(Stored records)
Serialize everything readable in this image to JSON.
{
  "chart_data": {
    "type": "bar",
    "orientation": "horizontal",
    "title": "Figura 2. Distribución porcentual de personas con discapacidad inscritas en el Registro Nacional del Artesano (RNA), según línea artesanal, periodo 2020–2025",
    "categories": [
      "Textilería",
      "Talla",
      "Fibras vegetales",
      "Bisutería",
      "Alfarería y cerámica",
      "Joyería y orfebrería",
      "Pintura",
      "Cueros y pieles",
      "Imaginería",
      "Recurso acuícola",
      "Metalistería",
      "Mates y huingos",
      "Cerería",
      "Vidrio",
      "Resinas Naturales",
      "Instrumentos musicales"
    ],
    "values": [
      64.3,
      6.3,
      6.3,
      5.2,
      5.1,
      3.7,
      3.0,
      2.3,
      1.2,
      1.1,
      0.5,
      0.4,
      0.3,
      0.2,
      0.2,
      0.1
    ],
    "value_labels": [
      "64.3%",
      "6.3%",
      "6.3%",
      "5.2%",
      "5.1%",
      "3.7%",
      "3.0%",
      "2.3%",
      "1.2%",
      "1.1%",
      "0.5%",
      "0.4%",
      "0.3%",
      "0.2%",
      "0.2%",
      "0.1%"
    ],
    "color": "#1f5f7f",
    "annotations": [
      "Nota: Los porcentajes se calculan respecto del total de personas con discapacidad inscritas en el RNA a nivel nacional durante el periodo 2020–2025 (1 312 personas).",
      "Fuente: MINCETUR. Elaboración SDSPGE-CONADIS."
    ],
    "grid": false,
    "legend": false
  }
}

Do this ▸ From the entries above, copy each line holding "discapacidad".

Expected answer ▸
    "title": "Figura 2. Distribución porcentual de personas con discapacidad inscritas en el Registro Nacional del Artesano (RNA), según línea artesanal, periodo 2020–2025",
      "Nota: Los porcentajes se calculan respecto del total de personas con discapacidad inscritas en el RNA a nivel nacional durante el periodo 2020–2025 (1 312 personas).",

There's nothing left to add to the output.